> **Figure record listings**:

==================================================

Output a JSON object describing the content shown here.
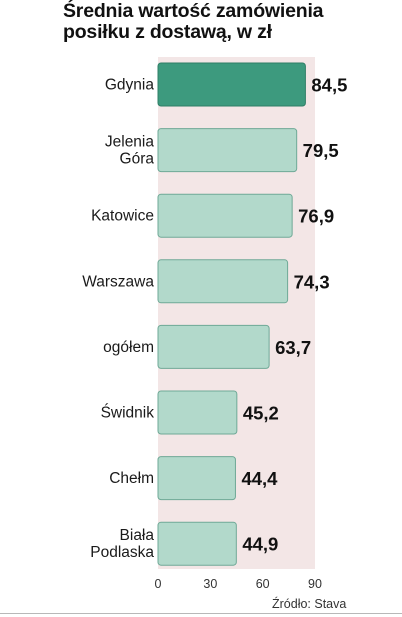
{
  "title_line1": "Średnia wartość zamówienia",
  "title_line2": "posiłku z dostawą, w zł",
  "source": "Źródło: Stava",
  "colors": {
    "highlight_bar": "#3d9a7e",
    "bar": "#b2d9cb",
    "bar_stroke": "#6fa997",
    "plot_band": "#f3e6e6"
  },
  "chart_data": {
    "type": "bar",
    "orientation": "horizontal",
    "title": "Średnia wartość zamówienia posiłku z dostawą, w zł",
    "categories": [
      [
        "Gdynia"
      ],
      [
        "Jelenia",
        "Góra"
      ],
      [
        "Katowice"
      ],
      [
        "Warszawa"
      ],
      [
        "ogółem"
      ],
      [
        "Świdnik"
      ],
      [
        "Chełm"
      ],
      [
        "Biała",
        "Podlaska"
      ]
    ],
    "values": [
      84.5,
      79.5,
      76.9,
      74.3,
      63.7,
      45.2,
      44.4,
      44.9
    ],
    "value_labels": [
      "84,5",
      "79,5",
      "76,9",
      "74,3",
      "63,7",
      "45,2",
      "44,4",
      "44,9"
    ],
    "highlight_index": 0,
    "xlim": [
      0,
      90
    ],
    "xticks": [
      0,
      30,
      60,
      90
    ],
    "grid": false,
    "source": "Źródło: Stava"
  }
}
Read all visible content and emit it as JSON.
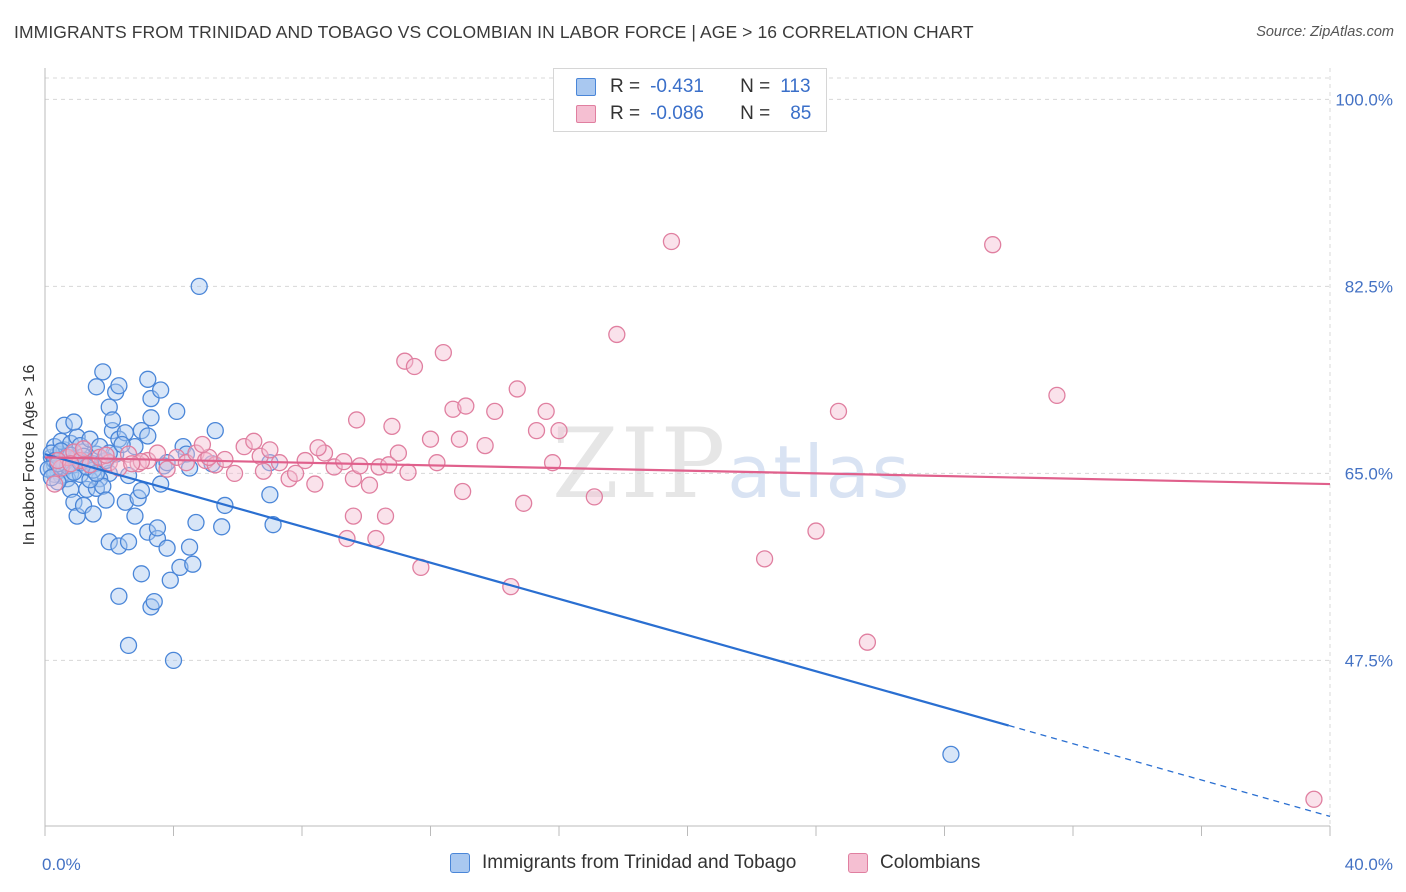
{
  "header": {
    "title": "IMMIGRANTS FROM TRINIDAD AND TOBAGO VS COLOMBIAN IN LABOR FORCE | AGE > 16 CORRELATION CHART",
    "source": "Source: ZipAtlas.com"
  },
  "watermark": {
    "zip": "ZIP",
    "atlas": "atlas"
  },
  "legend": {
    "rows": [
      {
        "r_label": "R =",
        "r_value": "-0.431",
        "n_label": "N =",
        "n_value": "113"
      },
      {
        "r_label": "R =",
        "r_value": "-0.086",
        "n_label": "N =",
        "n_value": "85"
      }
    ]
  },
  "bottom_legend": {
    "series1": "Immigrants from Trinidad and Tobago",
    "series2": "Colombians"
  },
  "chart_data": {
    "type": "scatter",
    "title": "IMMIGRANTS FROM TRINIDAD AND TOBAGO VS COLOMBIAN IN LABOR FORCE | AGE > 16 CORRELATION CHART",
    "xlabel": "",
    "ylabel": "In Labor Force | Age > 16",
    "xlim": [
      0,
      40
    ],
    "ylim": [
      32,
      102
    ],
    "x_tick_labels": [
      "0.0%",
      "40.0%"
    ],
    "y_ticks": [
      47.5,
      65.0,
      82.5,
      100.0
    ],
    "y_tick_labels": [
      "47.5%",
      "65.0%",
      "82.5%",
      "100.0%"
    ],
    "colors": {
      "blue": "#4a86d8",
      "blue_fill": "#a9c8f0",
      "blue_line": "#2a6fd1",
      "pink": "#e07fa0",
      "pink_fill": "#f5bfd2",
      "pink_line": "#e0608c",
      "grid": "#d8d8d8",
      "axis": "#bbbbbb"
    },
    "series": [
      {
        "name": "Immigrants from Trinidad and Tobago",
        "color": "blue",
        "trend": {
          "x0": 0,
          "y0": 66.8,
          "x1": 30.0,
          "y1": 41.4,
          "dash_to_x": 40,
          "dash_to_y": 32.9
        },
        "points": [
          [
            0.2,
            66.5
          ],
          [
            0.3,
            65.8
          ],
          [
            0.4,
            65.2
          ],
          [
            0.5,
            66.0
          ],
          [
            0.5,
            64.8
          ],
          [
            0.6,
            65.5
          ],
          [
            0.7,
            66.3
          ],
          [
            0.8,
            65.0
          ],
          [
            0.2,
            65.5
          ],
          [
            0.3,
            64.9
          ],
          [
            0.4,
            66.8
          ],
          [
            0.6,
            67.2
          ],
          [
            0.7,
            64.5
          ],
          [
            0.9,
            65.8
          ],
          [
            1.0,
            66.5
          ],
          [
            1.1,
            64.9
          ],
          [
            0.3,
            67.5
          ],
          [
            0.5,
            68.0
          ],
          [
            0.8,
            67.8
          ],
          [
            1.0,
            68.4
          ],
          [
            1.2,
            67.0
          ],
          [
            1.3,
            66.2
          ],
          [
            1.5,
            65.9
          ],
          [
            1.6,
            66.8
          ],
          [
            0.6,
            69.5
          ],
          [
            0.9,
            69.8
          ],
          [
            1.1,
            67.6
          ],
          [
            1.4,
            68.2
          ],
          [
            1.7,
            67.5
          ],
          [
            1.8,
            66.1
          ],
          [
            2.0,
            65.0
          ],
          [
            2.2,
            66.8
          ],
          [
            0.8,
            63.5
          ],
          [
            0.9,
            62.3
          ],
          [
            1.0,
            61.0
          ],
          [
            1.2,
            62.0
          ],
          [
            1.3,
            63.5
          ],
          [
            1.5,
            61.2
          ],
          [
            1.7,
            64.5
          ],
          [
            1.6,
            63.6
          ],
          [
            1.8,
            63.8
          ],
          [
            1.9,
            62.5
          ],
          [
            2.1,
            69.0
          ],
          [
            2.3,
            68.2
          ],
          [
            2.5,
            68.8
          ],
          [
            2.8,
            67.5
          ],
          [
            3.0,
            69.0
          ],
          [
            3.2,
            68.5
          ],
          [
            1.6,
            73.1
          ],
          [
            1.8,
            74.5
          ],
          [
            2.0,
            71.2
          ],
          [
            2.1,
            70.0
          ],
          [
            2.2,
            72.6
          ],
          [
            2.3,
            73.2
          ],
          [
            3.2,
            73.8
          ],
          [
            3.3,
            70.2
          ],
          [
            3.3,
            72.0
          ],
          [
            3.6,
            72.8
          ],
          [
            4.1,
            70.8
          ],
          [
            4.3,
            67.5
          ],
          [
            4.4,
            66.8
          ],
          [
            4.5,
            65.5
          ],
          [
            5.3,
            69.0
          ],
          [
            5.2,
            65.9
          ],
          [
            2.5,
            62.3
          ],
          [
            2.6,
            64.8
          ],
          [
            2.8,
            61.0
          ],
          [
            2.9,
            62.7
          ],
          [
            3.0,
            63.4
          ],
          [
            3.2,
            59.5
          ],
          [
            3.5,
            58.9
          ],
          [
            3.6,
            64.0
          ],
          [
            3.7,
            65.7
          ],
          [
            3.8,
            66.0
          ],
          [
            3.5,
            59.9
          ],
          [
            3.8,
            58.0
          ],
          [
            3.9,
            55.0
          ],
          [
            4.2,
            56.2
          ],
          [
            4.5,
            58.1
          ],
          [
            4.6,
            56.5
          ],
          [
            3.0,
            55.6
          ],
          [
            3.3,
            52.5
          ],
          [
            3.4,
            53.0
          ],
          [
            2.3,
            53.5
          ],
          [
            2.6,
            48.9
          ],
          [
            4.0,
            47.5
          ],
          [
            4.8,
            82.5
          ],
          [
            5.6,
            62.0
          ],
          [
            2.0,
            58.6
          ],
          [
            2.3,
            58.2
          ],
          [
            2.6,
            58.6
          ],
          [
            4.7,
            60.4
          ],
          [
            7.0,
            63.0
          ],
          [
            7.1,
            60.2
          ],
          [
            7.0,
            66.0
          ],
          [
            5.5,
            60.0
          ],
          [
            0.4,
            64.2
          ],
          [
            0.6,
            66.0
          ],
          [
            1.4,
            64.4
          ],
          [
            1.5,
            65.3
          ],
          [
            0.2,
            66.9
          ],
          [
            0.3,
            66.2
          ],
          [
            0.7,
            65.7
          ],
          [
            1.2,
            66.6
          ],
          [
            0.9,
            65.1
          ],
          [
            1.1,
            66.0
          ],
          [
            1.3,
            65.6
          ],
          [
            1.6,
            65.0
          ],
          [
            1.9,
            66.2
          ],
          [
            2.0,
            66.9
          ],
          [
            2.4,
            67.7
          ],
          [
            28.2,
            38.7
          ],
          [
            0.1,
            65.4
          ],
          [
            0.2,
            64.6
          ],
          [
            0.4,
            65.9
          ],
          [
            0.5,
            67.1
          ],
          [
            0.8,
            66.7
          ]
        ]
      },
      {
        "name": "Colombians",
        "color": "pink",
        "trend": {
          "x0": 0,
          "y0": 66.5,
          "x1": 40,
          "y1": 64.0
        },
        "points": [
          [
            0.3,
            64.0
          ],
          [
            0.5,
            65.5
          ],
          [
            0.7,
            66.5
          ],
          [
            0.9,
            67.0
          ],
          [
            1.1,
            66.2
          ],
          [
            1.4,
            65.8
          ],
          [
            1.7,
            66.5
          ],
          [
            2.0,
            66.0
          ],
          [
            2.3,
            65.5
          ],
          [
            2.6,
            66.8
          ],
          [
            2.9,
            65.9
          ],
          [
            3.2,
            66.2
          ],
          [
            3.5,
            66.9
          ],
          [
            3.8,
            65.4
          ],
          [
            4.1,
            66.5
          ],
          [
            4.4,
            66.0
          ],
          [
            4.7,
            66.9
          ],
          [
            5.0,
            66.2
          ],
          [
            5.3,
            65.8
          ],
          [
            5.6,
            66.3
          ],
          [
            5.9,
            65.0
          ],
          [
            6.2,
            67.5
          ],
          [
            6.5,
            68.0
          ],
          [
            6.7,
            66.6
          ],
          [
            7.0,
            67.2
          ],
          [
            7.3,
            66.0
          ],
          [
            7.6,
            64.5
          ],
          [
            7.8,
            65.0
          ],
          [
            8.1,
            66.2
          ],
          [
            8.4,
            64.0
          ],
          [
            8.7,
            66.9
          ],
          [
            9.0,
            65.6
          ],
          [
            9.3,
            66.1
          ],
          [
            9.6,
            64.5
          ],
          [
            9.8,
            65.7
          ],
          [
            10.1,
            63.9
          ],
          [
            10.4,
            65.6
          ],
          [
            10.7,
            65.8
          ],
          [
            11.0,
            66.9
          ],
          [
            11.3,
            65.1
          ],
          [
            9.4,
            58.9
          ],
          [
            9.7,
            70.0
          ],
          [
            9.6,
            61.0
          ],
          [
            10.3,
            58.9
          ],
          [
            10.6,
            61.0
          ],
          [
            10.8,
            69.4
          ],
          [
            11.2,
            75.5
          ],
          [
            11.5,
            75.0
          ],
          [
            11.7,
            56.2
          ],
          [
            12.0,
            68.2
          ],
          [
            12.2,
            66.0
          ],
          [
            12.4,
            76.3
          ],
          [
            12.7,
            71.0
          ],
          [
            12.9,
            68.2
          ],
          [
            13.0,
            63.3
          ],
          [
            13.1,
            71.3
          ],
          [
            13.7,
            67.6
          ],
          [
            14.0,
            70.8
          ],
          [
            14.5,
            54.4
          ],
          [
            14.7,
            72.9
          ],
          [
            14.9,
            62.2
          ],
          [
            15.3,
            69.0
          ],
          [
            15.6,
            70.8
          ],
          [
            15.8,
            66.0
          ],
          [
            16.0,
            69.0
          ],
          [
            17.1,
            62.8
          ],
          [
            17.8,
            78.0
          ],
          [
            19.5,
            86.7
          ],
          [
            22.4,
            57.0
          ],
          [
            24.0,
            59.6
          ],
          [
            24.7,
            70.8
          ],
          [
            25.6,
            49.2
          ],
          [
            29.5,
            86.4
          ],
          [
            31.5,
            72.3
          ],
          [
            39.5,
            34.5
          ],
          [
            1.2,
            67.3
          ],
          [
            3.0,
            66.1
          ],
          [
            5.1,
            66.5
          ],
          [
            6.8,
            65.2
          ],
          [
            8.5,
            67.4
          ],
          [
            0.4,
            66.2
          ],
          [
            0.8,
            65.9
          ],
          [
            1.9,
            66.7
          ],
          [
            2.7,
            65.9
          ],
          [
            4.9,
            67.7
          ]
        ]
      }
    ]
  }
}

==================================================

> **WORK REQUIRED**: Locate all lines holding the word "dostawą", then copy them out.

> **COMPLETE ANSWER**:
  "title_line2": "posiłku z dostawą, w zł",
    "title": "Średnia wartość zamówienia posiłku z dostawą, w zł",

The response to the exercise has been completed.